Short problem
Repeat the material below exactly, with no pictures.

Chart and figure data
+ + + + + + +

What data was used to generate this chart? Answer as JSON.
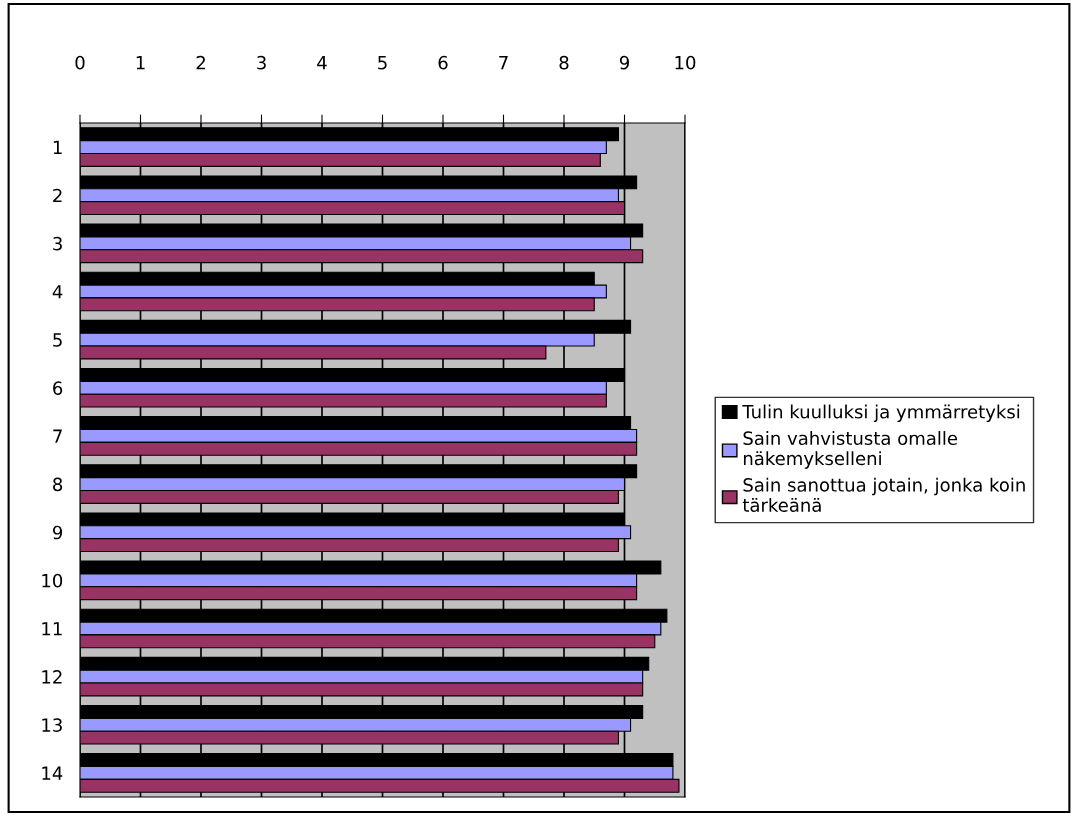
{
  "chart_data": {
    "type": "bar",
    "orientation": "horizontal",
    "categories": [
      "1",
      "2",
      "3",
      "4",
      "5",
      "6",
      "7",
      "8",
      "9",
      "10",
      "11",
      "12",
      "13",
      "14"
    ],
    "series": [
      {
        "name": "Tulin kuulluksi ja ymmärretyksi",
        "color": "#000000",
        "values": [
          8.9,
          9.2,
          9.3,
          8.5,
          9.1,
          9.0,
          9.1,
          9.2,
          9.0,
          9.6,
          9.7,
          9.4,
          9.3,
          9.8
        ]
      },
      {
        "name": "Sain vahvistusta omalle näkemykselleni",
        "color": "#9999ff",
        "values": [
          8.7,
          8.9,
          9.1,
          8.7,
          8.5,
          8.7,
          9.2,
          9.0,
          9.1,
          9.2,
          9.6,
          9.3,
          9.1,
          9.8
        ]
      },
      {
        "name": "Sain sanottua jotain, jonka koin tärkeänä",
        "color": "#993366",
        "values": [
          8.6,
          9.0,
          9.3,
          8.5,
          7.7,
          8.7,
          9.2,
          8.9,
          8.9,
          9.2,
          9.5,
          9.3,
          8.9,
          9.9
        ]
      }
    ],
    "xlim": [
      0,
      10
    ],
    "xticks": [
      0,
      1,
      2,
      3,
      4,
      5,
      6,
      7,
      8,
      9,
      10
    ],
    "grid": "x",
    "legend": "right"
  }
}
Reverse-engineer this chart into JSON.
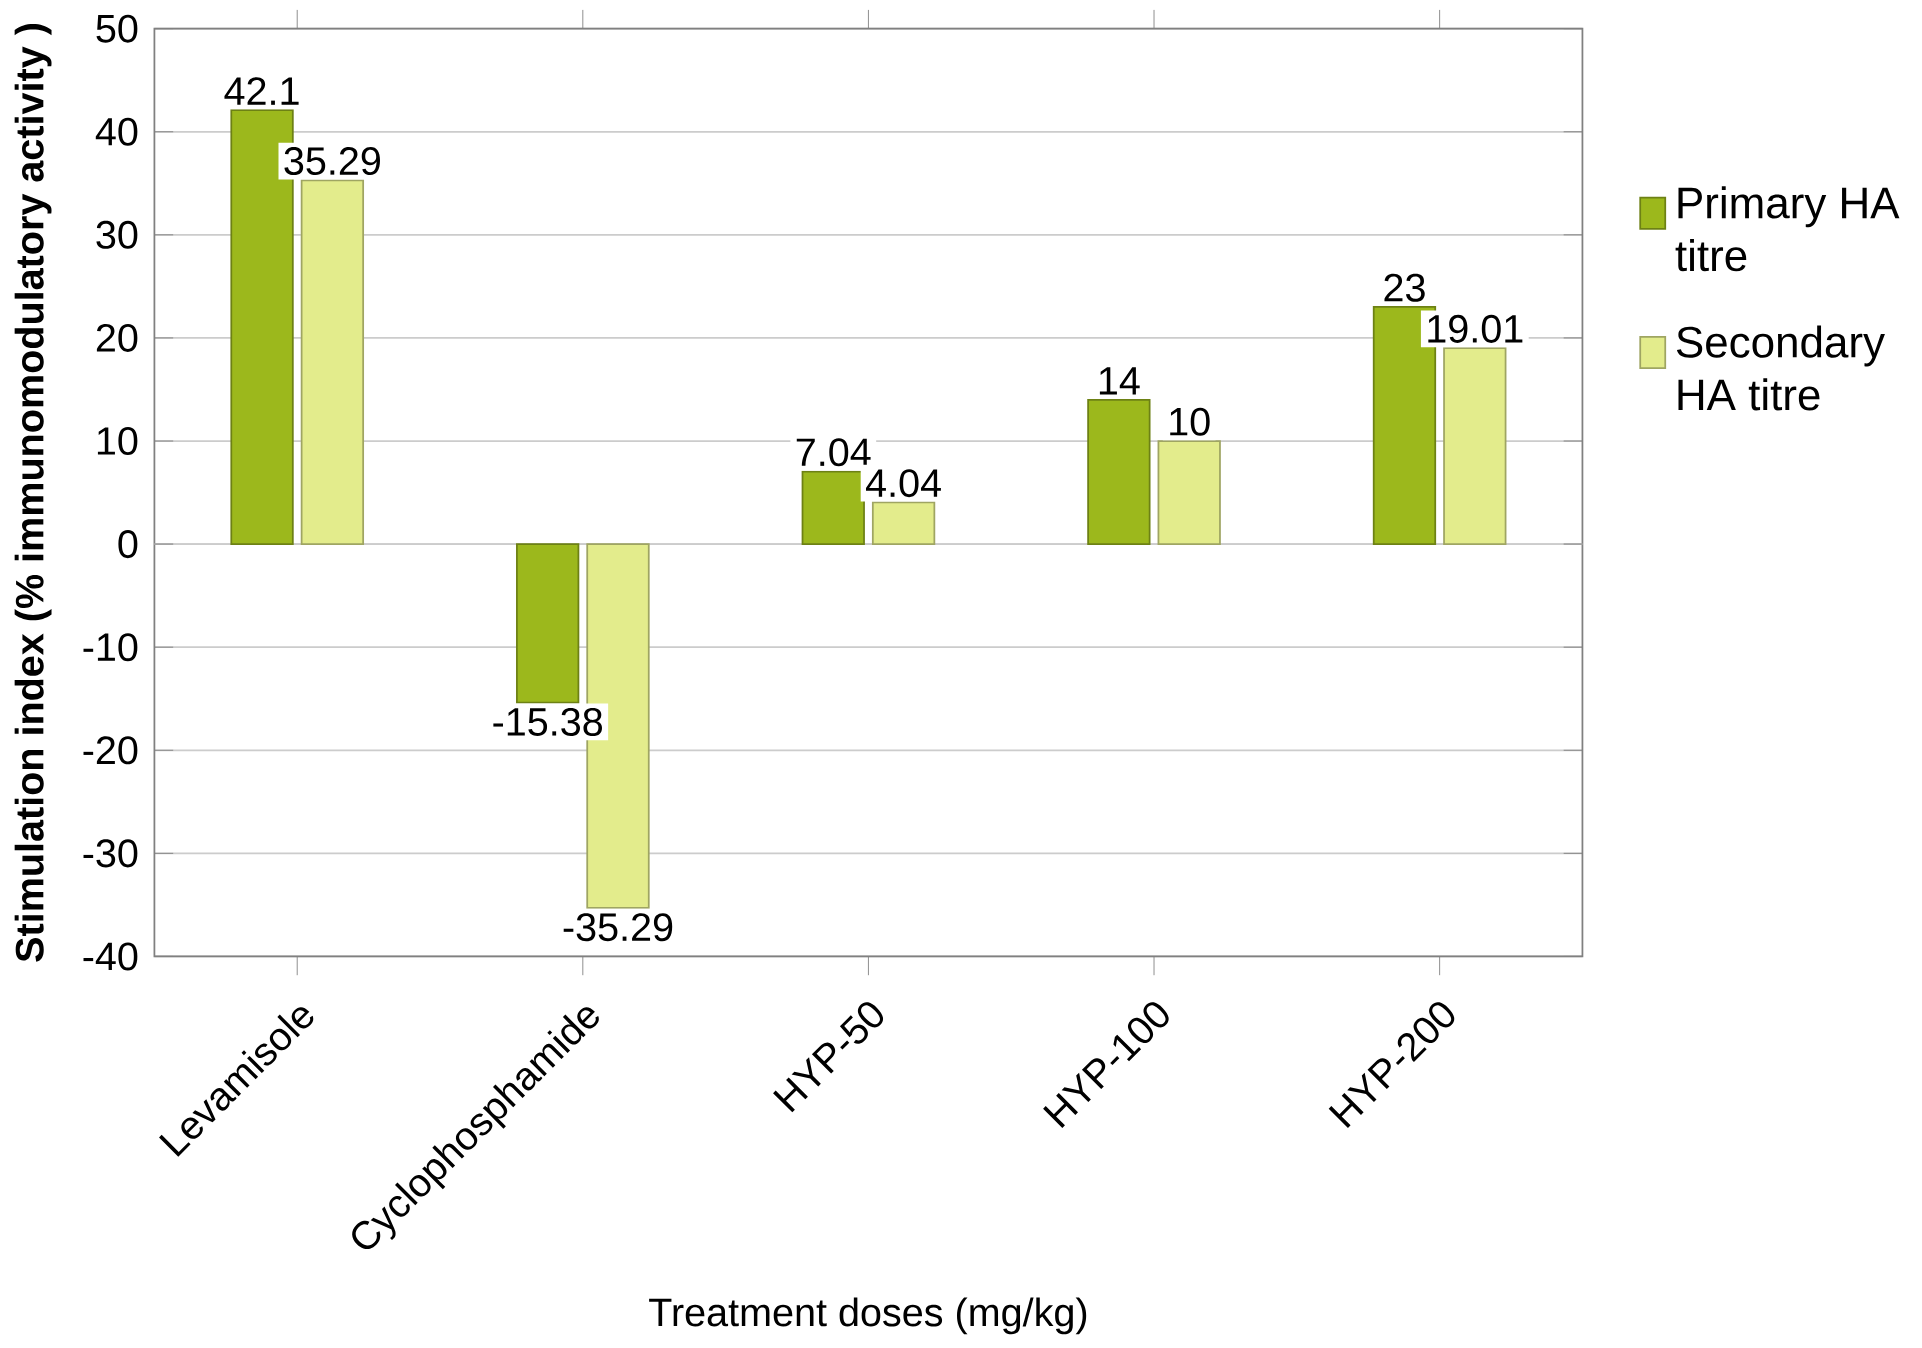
{
  "chart_data": {
    "type": "bar",
    "xlabel": "Treatment doses (mg/kg)",
    "ylabel": "Stimulation index (% immunomodulatory activity )",
    "categories": [
      "Levamisole",
      "Cyclophosphamide",
      "HYP-50",
      "HYP-100",
      "HYP-200"
    ],
    "series": [
      {
        "name": "Primary HA titre",
        "color": "#9cb81c",
        "values": [
          42.1,
          -15.38,
          7.04,
          14,
          23
        ]
      },
      {
        "name": "Secondary HA titre",
        "color": "#e3ec8c",
        "values": [
          35.29,
          -35.29,
          4.04,
          10,
          19.01
        ]
      }
    ],
    "ylim": [
      -40,
      50
    ],
    "yticks": [
      -40,
      -30,
      -20,
      -10,
      0,
      10,
      20,
      30,
      40,
      50
    ],
    "grid": "y",
    "legend": "right",
    "data_labels": true
  }
}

+ + + + + + +

Completed exercise
What data was used to generate this chart? Answer as JSON.
{
  "chart_data": {
    "type": "bar",
    "orientation": "horizontal",
    "categories": [
      "1",
      "2",
      "3",
      "4",
      "5",
      "6",
      "7",
      "8",
      "9",
      "10",
      "11",
      "12",
      "13",
      "14"
    ],
    "series": [
      {
        "name": "Tulin kuulluksi ja ymmärretyksi",
        "color": "#000000",
        "values": [
          8.9,
          9.2,
          9.3,
          8.5,
          9.1,
          9.0,
          9.1,
          9.2,
          9.0,
          9.6,
          9.7,
          9.4,
          9.3,
          9.8
        ]
      },
      {
        "name": "Sain vahvistusta omalle näkemykselleni",
        "color": "#9999ff",
        "values": [
          8.7,
          8.9,
          9.1,
          8.7,
          8.5,
          8.7,
          9.2,
          9.0,
          9.1,
          9.2,
          9.6,
          9.3,
          9.1,
          9.8
        ]
      },
      {
        "name": "Sain sanottua jotain, jonka koin tärkeänä",
        "color": "#993366",
        "values": [
          8.6,
          9.0,
          9.3,
          8.5,
          7.7,
          8.7,
          9.2,
          8.9,
          8.9,
          9.2,
          9.5,
          9.3,
          8.9,
          9.9
        ]
      }
    ],
    "xlim": [
      0,
      10
    ],
    "xticks": [
      0,
      1,
      2,
      3,
      4,
      5,
      6,
      7,
      8,
      9,
      10
    ],
    "grid": "x",
    "legend": "right"
  }
}
Reverse-engineer this chart into JSON.
{
  "chart_data": {
    "type": "bar",
    "xlabel": "Treatment doses (mg/kg)",
    "ylabel": "Stimulation index (% immunomodulatory activity )",
    "categories": [
      "Levamisole",
      "Cyclophosphamide",
      "HYP-50",
      "HYP-100",
      "HYP-200"
    ],
    "series": [
      {
        "name": "Primary HA titre",
        "color": "#9cb81c",
        "values": [
          42.1,
          -15.38,
          7.04,
          14,
          23
        ]
      },
      {
        "name": "Secondary HA titre",
        "color": "#e3ec8c",
        "values": [
          35.29,
          -35.29,
          4.04,
          10,
          19.01
        ]
      }
    ],
    "ylim": [
      -40,
      50
    ],
    "yticks": [
      -40,
      -30,
      -20,
      -10,
      0,
      10,
      20,
      30,
      40,
      50
    ],
    "grid": "y",
    "legend": "right",
    "data_labels": true
  }
}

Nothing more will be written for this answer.